* The exercise
Write every record out again exactly as given.
--- begin Provided records ---
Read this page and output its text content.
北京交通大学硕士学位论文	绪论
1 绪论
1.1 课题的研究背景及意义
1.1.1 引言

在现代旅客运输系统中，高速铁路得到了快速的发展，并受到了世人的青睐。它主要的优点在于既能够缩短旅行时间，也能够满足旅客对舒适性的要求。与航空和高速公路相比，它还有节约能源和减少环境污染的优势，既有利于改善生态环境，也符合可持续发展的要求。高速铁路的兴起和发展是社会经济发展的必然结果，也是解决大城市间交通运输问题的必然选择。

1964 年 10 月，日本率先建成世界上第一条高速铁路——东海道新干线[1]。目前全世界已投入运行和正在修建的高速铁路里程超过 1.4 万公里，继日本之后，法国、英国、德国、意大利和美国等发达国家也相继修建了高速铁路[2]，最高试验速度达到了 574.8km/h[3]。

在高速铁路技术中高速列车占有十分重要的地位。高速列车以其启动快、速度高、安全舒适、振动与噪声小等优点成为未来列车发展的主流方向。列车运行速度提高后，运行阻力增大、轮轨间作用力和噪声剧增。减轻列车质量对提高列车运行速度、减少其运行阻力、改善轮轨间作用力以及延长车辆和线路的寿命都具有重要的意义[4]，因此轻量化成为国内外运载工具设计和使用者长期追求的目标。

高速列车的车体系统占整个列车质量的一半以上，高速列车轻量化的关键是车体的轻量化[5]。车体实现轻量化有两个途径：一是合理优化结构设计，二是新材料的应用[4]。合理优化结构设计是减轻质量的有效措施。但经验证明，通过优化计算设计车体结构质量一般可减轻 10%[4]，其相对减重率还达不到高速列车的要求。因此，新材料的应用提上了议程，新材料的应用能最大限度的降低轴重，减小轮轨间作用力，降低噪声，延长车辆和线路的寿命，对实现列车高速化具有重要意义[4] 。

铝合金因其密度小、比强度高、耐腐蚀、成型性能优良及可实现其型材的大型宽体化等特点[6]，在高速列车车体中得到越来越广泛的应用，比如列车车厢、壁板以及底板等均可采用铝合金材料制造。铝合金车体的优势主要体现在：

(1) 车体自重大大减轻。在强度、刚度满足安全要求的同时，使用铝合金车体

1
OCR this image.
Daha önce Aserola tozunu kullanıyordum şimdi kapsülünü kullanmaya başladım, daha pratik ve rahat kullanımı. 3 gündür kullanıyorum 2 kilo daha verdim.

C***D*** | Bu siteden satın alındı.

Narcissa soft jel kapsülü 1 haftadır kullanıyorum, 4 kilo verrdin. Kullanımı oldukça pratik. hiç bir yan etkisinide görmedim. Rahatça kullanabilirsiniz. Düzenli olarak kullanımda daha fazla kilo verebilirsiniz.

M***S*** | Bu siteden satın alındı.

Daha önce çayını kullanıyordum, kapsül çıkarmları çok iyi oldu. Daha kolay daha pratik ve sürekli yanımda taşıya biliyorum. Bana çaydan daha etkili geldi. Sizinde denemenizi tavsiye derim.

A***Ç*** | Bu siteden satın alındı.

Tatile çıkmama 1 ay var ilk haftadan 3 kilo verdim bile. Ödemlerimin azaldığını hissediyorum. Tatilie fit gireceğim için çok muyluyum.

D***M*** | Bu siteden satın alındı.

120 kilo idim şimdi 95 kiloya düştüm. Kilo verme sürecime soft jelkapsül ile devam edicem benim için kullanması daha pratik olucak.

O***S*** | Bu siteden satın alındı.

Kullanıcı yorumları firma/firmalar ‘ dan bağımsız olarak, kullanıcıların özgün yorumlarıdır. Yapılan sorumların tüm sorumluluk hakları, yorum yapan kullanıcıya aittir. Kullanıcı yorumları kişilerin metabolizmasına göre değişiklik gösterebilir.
--- end Provided records ---
* Exercise solution
Read this page and output its text content.
北京交通大学硕士学位论文	绪论
1 绪论
1.1 课题的研究背景及意义
1.1.1 引言

在现代旅客运输系统中，高速铁路得到了快速的发展，并受到了世人的青睐。它主要的优点在于既能够缩短旅行时间，也能够满足旅客对舒适性的要求。与航空和高速公路相比，它还有节约能源和减少环境污染的优势，既有利于改善生态环境，也符合可持续发展的要求。高速铁路的兴起和发展是社会经济发展的必然结果，也是解决大城市间交通运输问题的必然选择。

1964 年 10 月，日本率先建成世界上第一条高速铁路——东海道新干线[1]。目前全世界已投入运行和正在修建的高速铁路里程超过 1.4 万公里，继日本之后，法国、英国、德国、意大利和美国等发达国家也相继修建了高速铁路[2]，最高试验速度达到了 574.8km/h[3]。

在高速铁路技术中高速列车占有十分重要的地位。高速列车以其启动快、速度高、安全舒适、振动与噪声小等优点成为未来列车发展的主流方向。列车运行速度提高后，运行阻力增大、轮轨间作用力和噪声剧增。减轻列车质量对提高列车运行速度、减少其运行阻力、改善轮轨间作用力以及延长车辆和线路的寿命都具有重要的意义[4]，因此轻量化成为国内外运载工具设计和使用者长期追求的目标。

高速列车的车体系统占整个列车质量的一半以上，高速列车轻量化的关键是车体的轻量化[5]。车体实现轻量化有两个途径：一是合理优化结构设计，二是新材料的应用[4]。合理优化结构设计是减轻质量的有效措施。但经验证明，通过优化计算设计车体结构质量一般可减轻 10%[4]，其相对减重率还达不到高速列车的要求。因此，新材料的应用提上了议程，新材料的应用能最大限度的降低轴重，减小轮轨间作用力，降低噪声，延长车辆和线路的寿命，对实现列车高速化具有重要意义[4] 。

铝合金因其密度小、比强度高、耐腐蚀、成型性能优良及可实现其型材的大型宽体化等特点[6]，在高速列车车体中得到越来越广泛的应用，比如列车车厢、壁板以及底板等均可采用铝合金材料制造。铝合金车体的优势主要体现在：

(1) 车体自重大大减轻。在强度、刚度满足安全要求的同时，使用铝合金车体

1
OCR this image.
Daha önce Aserola tozunu kullanıyordum şimdi kapsülünü kullanmaya başladım, daha pratik ve rahat kullanımı. 3 gündür kullanıyorum 2 kilo daha verdim.

C***D*** | Bu siteden satın alındı.

Narcissa soft jel kapsülü 1 haftadır kullanıyorum, 4 kilo verrdin. Kullanımı oldukça pratik. hiç bir yan etkisinide görmedim. Rahatça kullanabilirsiniz. Düzenli olarak kullanımda daha fazla kilo verebilirsiniz.

M***S*** | Bu siteden satın alındı.

Daha önce çayını kullanıyordum, kapsül çıkarmları çok iyi oldu. Daha kolay daha pratik ve sürekli yanımda taşıya biliyorum. Bana çaydan daha etkili geldi. Sizinde denemenizi tavsiye derim.

A***Ç*** | Bu siteden satın alındı.

Tatile çıkmama 1 ay var ilk haftadan 3 kilo verdim bile. Ödemlerimin azaldığını hissediyorum. Tatilie fit gireceğim için çok muyluyum.

D***M*** | Bu siteden satın alındı.

120 kilo idim şimdi 95 kiloya düştüm. Kilo verme sürecime soft jelkapsül ile devam edicem benim için kullanması daha pratik olucak.

O***S*** | Bu siteden satın alındı.

Kullanıcı yorumları firma/firmalar ‘ dan bağımsız olarak, kullanıcıların özgün yorumlarıdır. Yapılan sorumların tüm sorumluluk hakları, yorum yapan kullanıcıya aittir. Kullanıcı yorumları kişilerin metabolizmasına göre değişiklik gösterebilir.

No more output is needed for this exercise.